- [What you are asked to do]:
Select and reproduce each line of the listing below that bears the string "think".

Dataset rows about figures
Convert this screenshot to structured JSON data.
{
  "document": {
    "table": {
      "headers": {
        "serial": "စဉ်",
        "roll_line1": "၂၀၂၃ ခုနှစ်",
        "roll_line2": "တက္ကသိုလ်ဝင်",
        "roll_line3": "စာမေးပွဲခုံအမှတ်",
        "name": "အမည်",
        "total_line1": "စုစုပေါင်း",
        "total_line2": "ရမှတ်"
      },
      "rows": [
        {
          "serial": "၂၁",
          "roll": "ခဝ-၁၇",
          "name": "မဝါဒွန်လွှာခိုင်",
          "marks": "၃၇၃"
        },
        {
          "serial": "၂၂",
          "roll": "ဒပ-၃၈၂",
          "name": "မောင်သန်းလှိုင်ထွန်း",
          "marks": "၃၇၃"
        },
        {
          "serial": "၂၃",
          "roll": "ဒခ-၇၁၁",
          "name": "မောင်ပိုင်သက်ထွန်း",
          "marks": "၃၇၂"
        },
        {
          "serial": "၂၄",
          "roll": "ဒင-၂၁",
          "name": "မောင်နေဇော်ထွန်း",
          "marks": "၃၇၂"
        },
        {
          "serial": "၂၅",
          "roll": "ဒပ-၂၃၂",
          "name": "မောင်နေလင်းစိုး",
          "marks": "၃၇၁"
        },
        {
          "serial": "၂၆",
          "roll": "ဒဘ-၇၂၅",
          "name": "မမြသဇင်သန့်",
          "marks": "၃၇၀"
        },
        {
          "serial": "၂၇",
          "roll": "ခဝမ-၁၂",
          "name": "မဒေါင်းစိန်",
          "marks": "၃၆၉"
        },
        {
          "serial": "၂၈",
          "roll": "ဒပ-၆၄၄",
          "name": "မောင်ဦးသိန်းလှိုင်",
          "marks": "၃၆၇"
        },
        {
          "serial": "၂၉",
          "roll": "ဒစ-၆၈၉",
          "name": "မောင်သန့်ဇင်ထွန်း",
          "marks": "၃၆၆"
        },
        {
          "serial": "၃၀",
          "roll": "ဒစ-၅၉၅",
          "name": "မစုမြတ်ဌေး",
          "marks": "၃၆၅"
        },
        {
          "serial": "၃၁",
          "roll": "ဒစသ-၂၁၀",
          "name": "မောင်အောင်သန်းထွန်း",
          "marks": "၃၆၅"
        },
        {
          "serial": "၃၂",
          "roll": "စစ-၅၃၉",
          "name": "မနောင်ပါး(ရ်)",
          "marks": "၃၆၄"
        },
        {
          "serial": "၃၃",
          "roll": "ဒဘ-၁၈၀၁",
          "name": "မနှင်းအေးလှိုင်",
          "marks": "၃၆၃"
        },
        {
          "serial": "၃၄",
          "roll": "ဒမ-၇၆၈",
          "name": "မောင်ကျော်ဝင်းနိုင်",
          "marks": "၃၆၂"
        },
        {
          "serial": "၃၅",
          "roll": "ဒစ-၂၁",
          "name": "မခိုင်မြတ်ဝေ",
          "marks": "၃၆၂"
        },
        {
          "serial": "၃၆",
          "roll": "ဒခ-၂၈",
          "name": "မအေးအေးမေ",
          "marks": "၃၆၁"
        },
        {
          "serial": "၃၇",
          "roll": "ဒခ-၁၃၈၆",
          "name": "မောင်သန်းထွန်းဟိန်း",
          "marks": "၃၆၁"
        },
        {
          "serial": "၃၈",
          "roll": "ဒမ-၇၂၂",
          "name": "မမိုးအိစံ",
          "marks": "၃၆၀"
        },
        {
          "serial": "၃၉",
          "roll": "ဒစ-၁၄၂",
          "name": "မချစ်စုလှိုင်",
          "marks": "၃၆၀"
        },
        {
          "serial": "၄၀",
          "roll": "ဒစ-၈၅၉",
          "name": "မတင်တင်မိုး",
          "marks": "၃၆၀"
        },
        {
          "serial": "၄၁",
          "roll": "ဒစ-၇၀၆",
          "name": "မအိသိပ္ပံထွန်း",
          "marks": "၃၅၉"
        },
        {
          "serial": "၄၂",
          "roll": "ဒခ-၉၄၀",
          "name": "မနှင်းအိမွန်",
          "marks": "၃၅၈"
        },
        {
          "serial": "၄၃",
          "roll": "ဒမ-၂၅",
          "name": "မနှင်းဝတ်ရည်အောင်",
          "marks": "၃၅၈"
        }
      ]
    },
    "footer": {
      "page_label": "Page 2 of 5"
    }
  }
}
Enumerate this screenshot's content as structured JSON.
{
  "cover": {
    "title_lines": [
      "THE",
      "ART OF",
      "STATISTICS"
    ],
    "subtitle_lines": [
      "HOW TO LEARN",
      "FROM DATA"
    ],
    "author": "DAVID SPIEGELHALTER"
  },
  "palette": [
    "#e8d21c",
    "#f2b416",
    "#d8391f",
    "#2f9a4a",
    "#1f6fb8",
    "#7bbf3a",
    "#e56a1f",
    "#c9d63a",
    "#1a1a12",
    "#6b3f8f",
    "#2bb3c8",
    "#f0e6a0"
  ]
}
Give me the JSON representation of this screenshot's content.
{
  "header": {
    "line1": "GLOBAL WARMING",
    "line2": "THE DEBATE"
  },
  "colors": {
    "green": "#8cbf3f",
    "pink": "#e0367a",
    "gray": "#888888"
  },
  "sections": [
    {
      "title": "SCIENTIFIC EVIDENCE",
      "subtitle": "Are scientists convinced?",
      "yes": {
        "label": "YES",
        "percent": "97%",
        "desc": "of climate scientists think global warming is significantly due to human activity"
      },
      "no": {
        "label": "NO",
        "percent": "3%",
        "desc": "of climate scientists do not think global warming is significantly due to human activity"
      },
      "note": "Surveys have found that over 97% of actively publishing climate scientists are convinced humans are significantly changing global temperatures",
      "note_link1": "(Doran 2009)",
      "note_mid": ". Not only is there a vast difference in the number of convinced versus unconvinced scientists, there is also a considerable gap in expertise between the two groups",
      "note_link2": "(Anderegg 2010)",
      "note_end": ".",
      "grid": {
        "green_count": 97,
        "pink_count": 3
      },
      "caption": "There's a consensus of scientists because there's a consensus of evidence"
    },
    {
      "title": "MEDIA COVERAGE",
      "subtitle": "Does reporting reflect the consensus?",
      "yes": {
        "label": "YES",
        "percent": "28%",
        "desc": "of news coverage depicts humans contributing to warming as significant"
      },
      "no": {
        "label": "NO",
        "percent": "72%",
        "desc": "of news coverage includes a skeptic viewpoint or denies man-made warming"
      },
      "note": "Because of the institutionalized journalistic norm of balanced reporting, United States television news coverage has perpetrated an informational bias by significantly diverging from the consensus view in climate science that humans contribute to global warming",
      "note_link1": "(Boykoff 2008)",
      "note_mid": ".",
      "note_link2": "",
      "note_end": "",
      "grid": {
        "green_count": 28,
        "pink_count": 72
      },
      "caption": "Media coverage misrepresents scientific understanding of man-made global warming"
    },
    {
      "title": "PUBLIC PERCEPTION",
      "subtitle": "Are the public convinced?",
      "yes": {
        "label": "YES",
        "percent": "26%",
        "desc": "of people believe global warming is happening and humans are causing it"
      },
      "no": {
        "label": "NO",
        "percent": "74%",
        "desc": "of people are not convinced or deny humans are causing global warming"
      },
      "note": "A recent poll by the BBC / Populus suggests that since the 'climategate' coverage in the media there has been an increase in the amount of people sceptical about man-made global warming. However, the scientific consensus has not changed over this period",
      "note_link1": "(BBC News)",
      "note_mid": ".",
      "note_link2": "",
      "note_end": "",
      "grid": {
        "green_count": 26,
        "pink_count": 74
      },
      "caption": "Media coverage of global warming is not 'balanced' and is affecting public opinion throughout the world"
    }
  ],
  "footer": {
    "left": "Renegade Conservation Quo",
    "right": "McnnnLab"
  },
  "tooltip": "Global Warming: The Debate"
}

- [Problem solution]:
        "desc": "of climate scientists think global warming is significantly due to human activity"
        "desc": "of climate scientists do not think global warming is significantly due to human activity"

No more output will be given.